[Dataset records]
——

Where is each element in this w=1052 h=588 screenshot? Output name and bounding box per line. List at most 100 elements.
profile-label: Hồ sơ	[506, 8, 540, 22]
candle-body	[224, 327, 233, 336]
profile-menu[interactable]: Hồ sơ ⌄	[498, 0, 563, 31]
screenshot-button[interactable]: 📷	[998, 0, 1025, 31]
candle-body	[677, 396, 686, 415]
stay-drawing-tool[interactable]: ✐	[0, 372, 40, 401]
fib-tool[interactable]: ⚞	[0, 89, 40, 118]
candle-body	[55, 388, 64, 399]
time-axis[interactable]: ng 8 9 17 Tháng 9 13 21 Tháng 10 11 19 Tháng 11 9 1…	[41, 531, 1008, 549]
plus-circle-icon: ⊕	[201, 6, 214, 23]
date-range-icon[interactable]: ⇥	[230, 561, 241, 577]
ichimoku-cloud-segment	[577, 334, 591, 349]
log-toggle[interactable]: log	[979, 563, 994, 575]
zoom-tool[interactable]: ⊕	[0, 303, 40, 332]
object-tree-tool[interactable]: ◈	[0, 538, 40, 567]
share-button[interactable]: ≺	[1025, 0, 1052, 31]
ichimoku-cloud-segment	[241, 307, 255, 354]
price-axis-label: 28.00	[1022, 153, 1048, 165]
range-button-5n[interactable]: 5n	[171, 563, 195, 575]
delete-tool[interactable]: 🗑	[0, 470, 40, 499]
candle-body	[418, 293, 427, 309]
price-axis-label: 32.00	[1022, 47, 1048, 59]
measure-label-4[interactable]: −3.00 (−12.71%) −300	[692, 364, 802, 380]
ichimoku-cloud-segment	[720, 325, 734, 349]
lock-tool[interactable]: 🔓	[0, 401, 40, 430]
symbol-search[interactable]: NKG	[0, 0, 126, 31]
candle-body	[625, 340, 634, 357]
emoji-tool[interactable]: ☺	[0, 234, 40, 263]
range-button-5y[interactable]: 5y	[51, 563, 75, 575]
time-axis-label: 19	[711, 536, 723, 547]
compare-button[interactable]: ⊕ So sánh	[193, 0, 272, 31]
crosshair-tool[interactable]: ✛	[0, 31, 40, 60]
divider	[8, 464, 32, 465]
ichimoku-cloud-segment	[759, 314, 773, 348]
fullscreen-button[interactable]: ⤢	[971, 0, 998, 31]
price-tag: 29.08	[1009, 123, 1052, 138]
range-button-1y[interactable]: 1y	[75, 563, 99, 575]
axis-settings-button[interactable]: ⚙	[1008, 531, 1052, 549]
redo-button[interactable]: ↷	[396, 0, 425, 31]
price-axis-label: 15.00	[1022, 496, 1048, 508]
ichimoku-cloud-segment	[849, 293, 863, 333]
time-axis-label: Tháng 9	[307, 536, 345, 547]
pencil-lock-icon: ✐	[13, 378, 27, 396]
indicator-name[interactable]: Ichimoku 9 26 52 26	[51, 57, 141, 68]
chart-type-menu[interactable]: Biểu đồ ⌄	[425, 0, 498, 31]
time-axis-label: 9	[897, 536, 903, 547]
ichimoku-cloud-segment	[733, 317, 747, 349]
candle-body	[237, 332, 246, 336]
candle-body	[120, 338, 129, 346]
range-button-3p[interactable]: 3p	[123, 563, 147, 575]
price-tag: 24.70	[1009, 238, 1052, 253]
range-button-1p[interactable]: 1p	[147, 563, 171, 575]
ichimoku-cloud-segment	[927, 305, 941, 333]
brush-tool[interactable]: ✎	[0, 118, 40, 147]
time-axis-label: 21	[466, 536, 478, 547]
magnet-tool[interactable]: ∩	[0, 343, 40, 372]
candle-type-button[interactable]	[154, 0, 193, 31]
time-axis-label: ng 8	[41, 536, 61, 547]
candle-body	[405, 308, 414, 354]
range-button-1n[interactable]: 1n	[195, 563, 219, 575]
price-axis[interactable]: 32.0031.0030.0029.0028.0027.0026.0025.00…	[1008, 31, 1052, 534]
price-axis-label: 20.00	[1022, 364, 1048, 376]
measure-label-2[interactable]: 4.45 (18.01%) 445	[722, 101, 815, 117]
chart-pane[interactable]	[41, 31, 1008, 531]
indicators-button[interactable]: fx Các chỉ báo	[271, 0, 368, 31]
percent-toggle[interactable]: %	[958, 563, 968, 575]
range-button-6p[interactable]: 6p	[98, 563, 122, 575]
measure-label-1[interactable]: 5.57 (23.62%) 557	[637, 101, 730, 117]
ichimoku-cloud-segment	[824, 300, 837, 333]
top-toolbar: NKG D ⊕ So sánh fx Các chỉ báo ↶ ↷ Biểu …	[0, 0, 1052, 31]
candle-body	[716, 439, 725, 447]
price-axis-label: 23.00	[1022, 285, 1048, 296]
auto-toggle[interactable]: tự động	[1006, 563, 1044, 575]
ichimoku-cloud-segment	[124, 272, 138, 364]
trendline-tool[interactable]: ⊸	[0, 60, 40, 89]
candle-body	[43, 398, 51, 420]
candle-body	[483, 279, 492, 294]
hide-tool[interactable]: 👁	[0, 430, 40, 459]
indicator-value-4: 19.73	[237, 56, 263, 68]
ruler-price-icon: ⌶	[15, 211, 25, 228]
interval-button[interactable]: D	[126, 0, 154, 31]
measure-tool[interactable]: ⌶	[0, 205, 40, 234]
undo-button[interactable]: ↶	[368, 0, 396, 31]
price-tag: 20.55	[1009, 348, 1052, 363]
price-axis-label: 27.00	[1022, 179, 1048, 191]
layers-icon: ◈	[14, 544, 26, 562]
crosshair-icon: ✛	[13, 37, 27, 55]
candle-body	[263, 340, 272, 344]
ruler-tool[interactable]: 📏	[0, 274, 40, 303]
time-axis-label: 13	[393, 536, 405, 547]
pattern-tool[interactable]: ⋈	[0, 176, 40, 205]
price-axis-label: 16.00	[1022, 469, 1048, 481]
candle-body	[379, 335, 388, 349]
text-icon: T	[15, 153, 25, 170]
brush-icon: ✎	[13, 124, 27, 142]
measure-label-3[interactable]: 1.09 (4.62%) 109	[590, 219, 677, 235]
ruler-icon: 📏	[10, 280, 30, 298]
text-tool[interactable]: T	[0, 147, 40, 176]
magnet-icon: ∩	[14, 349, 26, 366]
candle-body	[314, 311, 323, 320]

——

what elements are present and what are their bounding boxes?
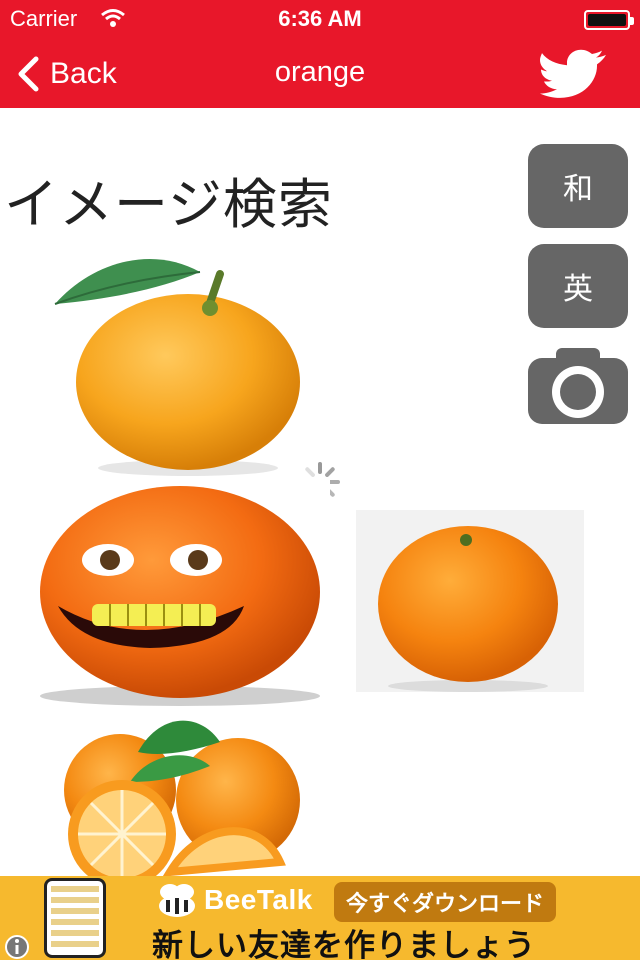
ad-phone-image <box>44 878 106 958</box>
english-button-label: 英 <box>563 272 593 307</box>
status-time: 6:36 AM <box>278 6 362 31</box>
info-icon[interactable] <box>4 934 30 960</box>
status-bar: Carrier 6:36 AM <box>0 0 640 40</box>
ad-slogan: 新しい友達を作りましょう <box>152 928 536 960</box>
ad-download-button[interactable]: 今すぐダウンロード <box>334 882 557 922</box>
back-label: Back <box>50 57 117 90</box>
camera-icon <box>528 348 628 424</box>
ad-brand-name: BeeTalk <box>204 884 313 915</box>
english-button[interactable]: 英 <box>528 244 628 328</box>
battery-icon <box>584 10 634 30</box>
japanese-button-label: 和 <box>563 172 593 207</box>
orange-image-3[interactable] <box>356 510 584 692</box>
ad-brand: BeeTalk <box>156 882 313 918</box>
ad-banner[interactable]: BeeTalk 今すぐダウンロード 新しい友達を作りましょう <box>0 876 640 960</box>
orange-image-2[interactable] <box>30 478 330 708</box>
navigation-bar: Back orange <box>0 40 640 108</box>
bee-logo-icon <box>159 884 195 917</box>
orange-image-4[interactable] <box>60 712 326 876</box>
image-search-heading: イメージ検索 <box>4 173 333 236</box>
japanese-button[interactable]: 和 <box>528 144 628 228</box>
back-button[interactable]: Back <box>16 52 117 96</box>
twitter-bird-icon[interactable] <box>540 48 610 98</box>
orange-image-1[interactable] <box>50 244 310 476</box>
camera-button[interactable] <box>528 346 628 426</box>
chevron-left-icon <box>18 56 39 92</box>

——

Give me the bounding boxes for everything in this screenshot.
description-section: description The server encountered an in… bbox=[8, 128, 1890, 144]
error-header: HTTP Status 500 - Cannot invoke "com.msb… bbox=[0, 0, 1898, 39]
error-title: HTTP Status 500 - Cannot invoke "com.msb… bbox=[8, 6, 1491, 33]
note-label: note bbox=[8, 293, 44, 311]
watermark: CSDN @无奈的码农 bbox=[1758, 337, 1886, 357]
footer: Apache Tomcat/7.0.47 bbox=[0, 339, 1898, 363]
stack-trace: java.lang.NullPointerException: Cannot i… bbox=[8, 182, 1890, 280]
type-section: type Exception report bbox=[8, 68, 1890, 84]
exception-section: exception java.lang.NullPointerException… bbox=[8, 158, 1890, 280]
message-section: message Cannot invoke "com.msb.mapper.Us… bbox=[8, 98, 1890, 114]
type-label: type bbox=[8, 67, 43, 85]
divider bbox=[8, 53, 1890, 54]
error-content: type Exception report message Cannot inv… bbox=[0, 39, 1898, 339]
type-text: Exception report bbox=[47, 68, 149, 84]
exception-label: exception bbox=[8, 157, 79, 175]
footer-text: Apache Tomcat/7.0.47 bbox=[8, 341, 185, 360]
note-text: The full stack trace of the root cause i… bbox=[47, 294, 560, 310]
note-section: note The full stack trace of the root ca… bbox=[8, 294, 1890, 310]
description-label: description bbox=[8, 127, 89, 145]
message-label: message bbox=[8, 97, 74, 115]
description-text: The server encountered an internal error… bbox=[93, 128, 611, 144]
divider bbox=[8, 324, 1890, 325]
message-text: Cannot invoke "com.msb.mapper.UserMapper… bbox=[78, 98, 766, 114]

——

▶ Task details: Please print again, without any change, the lines of the records from the line containing "Where is each" to the line containing "388, 64, 399]", both included.

▶ Complete response:
Where is each element in this w=1052 h=588 screenshot? Output name and bounding box per line. List at most 100 elements.
profile-label: Hồ sơ	[506, 8, 540, 22]
candle-body	[224, 327, 233, 336]
profile-menu[interactable]: Hồ sơ ⌄	[498, 0, 563, 31]
screenshot-button[interactable]: 📷	[998, 0, 1025, 31]
candle-body	[677, 396, 686, 415]
stay-drawing-tool[interactable]: ✐	[0, 372, 40, 401]
fib-tool[interactable]: ⚞	[0, 89, 40, 118]
candle-body	[55, 388, 64, 399]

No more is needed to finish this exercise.